- [SOURCE DOCUMENT]:
Witherscape - "The Northern Sanctuary" CD cover image

"The Northern Sanctuary" track listing:

1. Wake Of Infinity (04:38)
2. In The Eyes Of Idols (03:58)
3. Rapture Ballet (04:25)
4. The Examiner (05:03)
5. Marionette (04:37)
6. Divinity (03:02)
7. God Of Ruin (05:32)
8. The Northern Sanctuary (13:44)
9. Vila I Frid (01:54)

Reviewed by on August 10, 2016

"'The Northern Sanctuary' is a rare sequel that's every bit as good as the original, and without being a total carbon copy."

Back in 2013, Dan Swano came out of his musical exile (staying firmly on the producing side rather than the creation side for years) and blew us all away with Witherscape's unexpectedly awesome debut “The Inheritance.” While I had originally given “The Inheritance” a 4/5 review (which is “excellent” in our rating system), the album more than just grew on me over time, it sort of became an obsession. Every listen it became better, with more and more of the overall story coming into focus. There's probably not a single day that goes by when I don't play at least one song off the album at some point.

Needless to say, there was a lot of anticipation and build-up on the trek to releasing sophomore output “The Northern Sanctuary.” While typically that would lead to overly high expectations, I am very pleased to report that Witherscape's second full-length offering is a perfect example of a band releasing a satisfying follow-up record. It sounds enough like the previous album to keep you hooked and pull in the fans of the previous release, but also does enough different to warrant being its own album. The sound has changed, but not radically enough to be off-putting.

“The Northern Sanctuary” hits all the right notes from beginning to end – quite literally with that creepy starting piano entry before all the heaviness arrives shortly thereafter, letting everyone know the album was created by mixing two different worlds.

- [EXERCISE REQUIREMENTS]:
a: Write out the part of the album review that begins at the words "1. Wake Of Infinity" and stops after the words "Of Ruin (05:32)".
b: Repeat the lines of the records from their first line through the line that contains "14, 515, 34]", both ends included, and nothing else.
The album review above has no connection to the records that follow it.

- [MATERIAL FOR THE TASK]:
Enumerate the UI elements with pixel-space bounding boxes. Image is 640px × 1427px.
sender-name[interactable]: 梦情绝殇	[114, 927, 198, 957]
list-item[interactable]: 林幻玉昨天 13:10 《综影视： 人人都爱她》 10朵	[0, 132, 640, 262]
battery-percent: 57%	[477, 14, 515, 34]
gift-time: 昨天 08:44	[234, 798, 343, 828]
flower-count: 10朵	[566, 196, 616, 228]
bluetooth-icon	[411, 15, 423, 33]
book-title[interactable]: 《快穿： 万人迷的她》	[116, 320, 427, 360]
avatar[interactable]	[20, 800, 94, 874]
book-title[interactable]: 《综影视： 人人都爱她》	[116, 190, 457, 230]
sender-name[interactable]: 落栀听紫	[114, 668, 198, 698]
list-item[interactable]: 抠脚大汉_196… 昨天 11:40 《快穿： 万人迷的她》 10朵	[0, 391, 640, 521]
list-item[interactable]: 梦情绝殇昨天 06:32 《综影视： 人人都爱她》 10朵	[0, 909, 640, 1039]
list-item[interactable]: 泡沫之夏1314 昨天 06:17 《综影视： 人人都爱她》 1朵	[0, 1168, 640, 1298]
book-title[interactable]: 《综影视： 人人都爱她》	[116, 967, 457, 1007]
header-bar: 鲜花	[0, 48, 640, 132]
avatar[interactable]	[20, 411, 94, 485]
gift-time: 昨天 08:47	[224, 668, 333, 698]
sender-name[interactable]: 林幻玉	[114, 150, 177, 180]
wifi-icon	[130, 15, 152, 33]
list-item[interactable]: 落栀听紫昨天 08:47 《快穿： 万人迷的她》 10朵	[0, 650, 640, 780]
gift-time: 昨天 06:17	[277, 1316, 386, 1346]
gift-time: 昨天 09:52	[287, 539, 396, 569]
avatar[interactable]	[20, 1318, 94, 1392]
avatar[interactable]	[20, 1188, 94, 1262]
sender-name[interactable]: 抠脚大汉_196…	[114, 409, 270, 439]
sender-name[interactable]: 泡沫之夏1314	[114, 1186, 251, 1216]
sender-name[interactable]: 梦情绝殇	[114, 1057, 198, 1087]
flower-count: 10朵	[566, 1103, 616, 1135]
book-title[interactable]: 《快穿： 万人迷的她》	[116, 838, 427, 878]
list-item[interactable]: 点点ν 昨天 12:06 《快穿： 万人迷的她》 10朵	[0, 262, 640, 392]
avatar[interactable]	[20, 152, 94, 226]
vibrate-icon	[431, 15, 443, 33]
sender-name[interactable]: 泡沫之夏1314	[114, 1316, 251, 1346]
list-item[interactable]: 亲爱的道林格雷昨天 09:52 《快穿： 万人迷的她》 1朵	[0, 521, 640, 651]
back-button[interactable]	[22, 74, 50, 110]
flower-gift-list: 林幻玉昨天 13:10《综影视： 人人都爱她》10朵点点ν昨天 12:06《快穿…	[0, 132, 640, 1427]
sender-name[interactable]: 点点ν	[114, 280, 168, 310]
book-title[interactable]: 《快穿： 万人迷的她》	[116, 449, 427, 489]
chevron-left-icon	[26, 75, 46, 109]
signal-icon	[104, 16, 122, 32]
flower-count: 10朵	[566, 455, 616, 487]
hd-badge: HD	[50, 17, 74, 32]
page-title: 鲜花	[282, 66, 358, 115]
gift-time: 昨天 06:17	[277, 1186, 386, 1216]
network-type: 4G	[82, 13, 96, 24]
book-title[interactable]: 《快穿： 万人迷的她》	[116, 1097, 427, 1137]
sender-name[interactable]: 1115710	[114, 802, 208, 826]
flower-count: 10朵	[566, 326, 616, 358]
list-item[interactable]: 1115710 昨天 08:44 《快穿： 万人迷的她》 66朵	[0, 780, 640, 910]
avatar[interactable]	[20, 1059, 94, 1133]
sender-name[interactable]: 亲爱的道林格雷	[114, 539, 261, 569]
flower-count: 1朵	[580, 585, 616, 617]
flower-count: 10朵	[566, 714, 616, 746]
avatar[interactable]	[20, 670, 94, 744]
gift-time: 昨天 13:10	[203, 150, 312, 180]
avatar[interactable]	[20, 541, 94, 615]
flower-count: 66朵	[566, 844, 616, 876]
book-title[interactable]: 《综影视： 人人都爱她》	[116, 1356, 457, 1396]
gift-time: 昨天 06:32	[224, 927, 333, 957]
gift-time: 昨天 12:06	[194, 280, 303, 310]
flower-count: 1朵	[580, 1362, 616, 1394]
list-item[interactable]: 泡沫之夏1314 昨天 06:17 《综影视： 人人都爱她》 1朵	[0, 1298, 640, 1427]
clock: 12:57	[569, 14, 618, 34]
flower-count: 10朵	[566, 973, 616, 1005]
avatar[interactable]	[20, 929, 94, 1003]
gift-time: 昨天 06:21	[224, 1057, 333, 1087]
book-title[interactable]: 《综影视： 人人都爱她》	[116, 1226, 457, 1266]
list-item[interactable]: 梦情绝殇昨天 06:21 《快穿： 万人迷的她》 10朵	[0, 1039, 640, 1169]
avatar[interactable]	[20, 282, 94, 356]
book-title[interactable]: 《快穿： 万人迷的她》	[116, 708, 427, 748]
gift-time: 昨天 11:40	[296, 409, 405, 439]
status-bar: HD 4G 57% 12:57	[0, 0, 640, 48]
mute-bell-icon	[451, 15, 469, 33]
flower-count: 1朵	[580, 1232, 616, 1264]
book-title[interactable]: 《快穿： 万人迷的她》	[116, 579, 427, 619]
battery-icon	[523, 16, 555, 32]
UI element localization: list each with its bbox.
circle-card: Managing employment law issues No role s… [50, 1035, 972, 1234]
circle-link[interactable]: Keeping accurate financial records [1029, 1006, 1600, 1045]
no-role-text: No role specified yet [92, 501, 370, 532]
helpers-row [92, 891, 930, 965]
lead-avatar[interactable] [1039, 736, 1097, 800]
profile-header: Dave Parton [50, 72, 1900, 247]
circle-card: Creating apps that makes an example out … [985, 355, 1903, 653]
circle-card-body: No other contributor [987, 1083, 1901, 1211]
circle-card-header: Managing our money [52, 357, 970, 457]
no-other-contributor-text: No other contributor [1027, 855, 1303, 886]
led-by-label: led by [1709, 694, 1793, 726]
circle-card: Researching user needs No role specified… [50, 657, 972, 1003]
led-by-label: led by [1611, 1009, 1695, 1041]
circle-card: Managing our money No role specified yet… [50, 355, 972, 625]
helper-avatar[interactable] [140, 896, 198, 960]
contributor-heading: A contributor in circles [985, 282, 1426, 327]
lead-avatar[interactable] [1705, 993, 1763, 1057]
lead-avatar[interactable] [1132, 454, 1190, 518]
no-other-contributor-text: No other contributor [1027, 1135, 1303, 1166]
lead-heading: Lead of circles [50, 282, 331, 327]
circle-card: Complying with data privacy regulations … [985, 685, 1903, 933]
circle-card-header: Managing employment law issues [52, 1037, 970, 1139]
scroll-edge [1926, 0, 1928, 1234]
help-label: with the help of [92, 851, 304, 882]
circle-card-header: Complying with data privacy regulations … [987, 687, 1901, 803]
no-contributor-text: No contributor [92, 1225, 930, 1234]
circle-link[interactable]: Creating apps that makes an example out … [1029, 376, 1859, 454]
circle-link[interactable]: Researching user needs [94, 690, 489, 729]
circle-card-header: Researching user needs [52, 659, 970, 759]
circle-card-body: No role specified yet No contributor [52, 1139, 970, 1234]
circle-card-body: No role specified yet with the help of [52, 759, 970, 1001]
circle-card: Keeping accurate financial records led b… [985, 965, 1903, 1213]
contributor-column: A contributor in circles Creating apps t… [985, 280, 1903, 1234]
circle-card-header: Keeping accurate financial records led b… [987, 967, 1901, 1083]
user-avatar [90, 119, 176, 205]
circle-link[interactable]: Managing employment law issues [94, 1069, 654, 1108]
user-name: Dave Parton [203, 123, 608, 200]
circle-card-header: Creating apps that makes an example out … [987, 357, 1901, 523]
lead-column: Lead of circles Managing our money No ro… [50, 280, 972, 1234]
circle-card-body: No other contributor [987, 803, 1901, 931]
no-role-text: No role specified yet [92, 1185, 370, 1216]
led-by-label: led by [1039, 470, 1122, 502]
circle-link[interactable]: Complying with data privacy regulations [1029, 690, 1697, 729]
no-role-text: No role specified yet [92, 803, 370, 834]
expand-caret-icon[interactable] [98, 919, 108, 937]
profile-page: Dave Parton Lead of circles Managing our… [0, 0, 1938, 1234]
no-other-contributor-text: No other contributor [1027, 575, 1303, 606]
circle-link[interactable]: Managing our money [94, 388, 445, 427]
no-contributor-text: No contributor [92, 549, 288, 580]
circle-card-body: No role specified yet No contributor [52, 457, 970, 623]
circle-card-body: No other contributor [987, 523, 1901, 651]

- [SOLVED PROBLEMS]:
a:
1. Wake Of Infinity (04:38)
2. In The Eyes Of Idols (03:58)
3. Rapture Ballet (04:25)
4. The Examiner (05:03)
5. Marionette (04:37)
6. Divinity (03:02)
7. God Of Ruin (05:32)

b:
Enumerate the UI elements with pixel-space bounding boxes. Image is 640px × 1427px.
sender-name[interactable]: 梦情绝殇	[114, 927, 198, 957]
list-item[interactable]: 林幻玉昨天 13:10 《综影视： 人人都爱她》 10朵	[0, 132, 640, 262]
battery-percent: 57%	[477, 14, 515, 34]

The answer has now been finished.